- _Stated exercise_: Pull out every line in the items below that contains the word "Refresh", matching case exactly.

- _Data entries_:
########################################
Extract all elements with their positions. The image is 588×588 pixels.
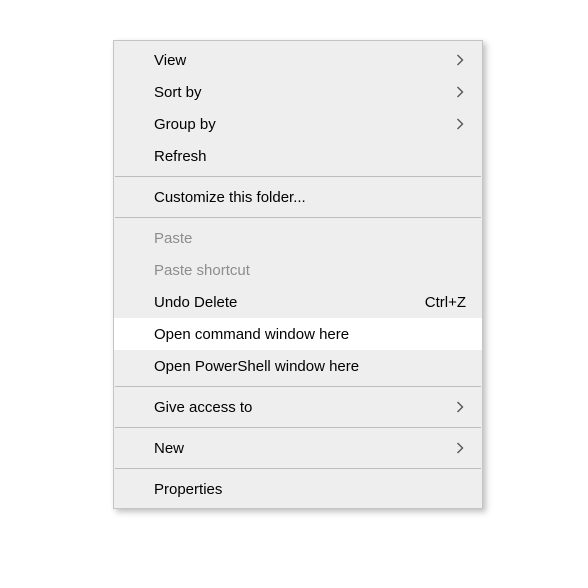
menu-item-refresh[interactable]: Refresh <box>114 140 482 172</box>
menu-item-give-access-to[interactable]: Give access to <box>114 391 482 423</box>
menu-separator <box>115 468 481 469</box>
menu-item-paste: Paste <box>114 222 482 254</box>
menu-item-label: View <box>154 52 438 69</box>
menu-item-label: Paste <box>154 230 466 247</box>
menu-item-label: Open PowerShell window here <box>154 358 466 375</box>
chevron-right-icon <box>454 86 466 98</box>
menu-item-label: Group by <box>154 116 438 133</box>
chevron-right-icon <box>454 54 466 66</box>
menu-item-shortcut: Ctrl+Z <box>425 294 466 311</box>
menu-item-open-command-window[interactable]: Open command window here <box>114 318 482 350</box>
chevron-right-icon <box>454 118 466 130</box>
menu-item-label: Sort by <box>154 84 438 101</box>
menu-item-label: Open command window here <box>154 326 466 343</box>
menu-separator <box>115 386 481 387</box>
menu-separator <box>115 427 481 428</box>
menu-item-view[interactable]: View <box>114 44 482 76</box>
menu-item-group-by[interactable]: Group by <box>114 108 482 140</box>
menu-item-open-powershell[interactable]: Open PowerShell window here <box>114 350 482 382</box>
menu-item-properties[interactable]: Properties <box>114 473 482 505</box>
menu-item-undo-delete[interactable]: Undo Delete Ctrl+Z <box>114 286 482 318</box>
menu-item-label: Customize this folder... <box>154 189 466 206</box>
menu-item-label: Give access to <box>154 399 438 416</box>
chevron-right-icon <box>454 442 466 454</box>
menu-separator <box>115 217 481 218</box>
menu-item-label: Paste shortcut <box>154 262 466 279</box>
menu-item-label: Properties <box>154 481 466 498</box>
context-menu: View Sort by Group by Refresh Customize … <box>113 40 483 509</box>
menu-item-customize-folder[interactable]: Customize this folder... <box>114 181 482 213</box>
menu-separator <box>115 176 481 177</box>
menu-item-sort-by[interactable]: Sort by <box>114 76 482 108</box>
menu-item-new[interactable]: New <box>114 432 482 464</box>
menu-item-label: New <box>154 440 438 457</box>
menu-item-label: Undo Delete <box>154 294 409 311</box>
chevron-right-icon <box>454 401 466 413</box>
menu-item-paste-shortcut: Paste shortcut <box>114 254 482 286</box>
menu-item-label: Refresh <box>154 148 466 165</box>
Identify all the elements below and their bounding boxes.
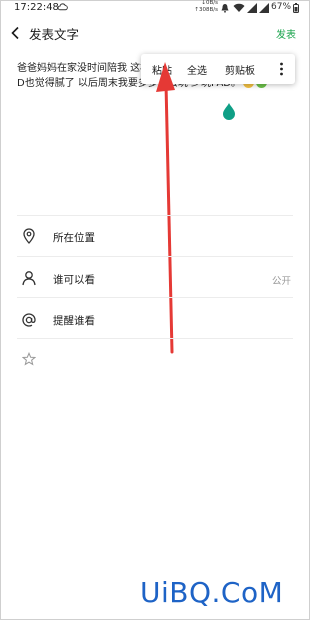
########################################
- _Solution to this task_:
menu-item-refresh[interactable]: Refresh <box>114 140 482 172</box>
context-menu: View Sort by Group by Refresh Customize … <box>113 40 483 509</box>
menu-item-label: Refresh <box>154 148 466 165</box>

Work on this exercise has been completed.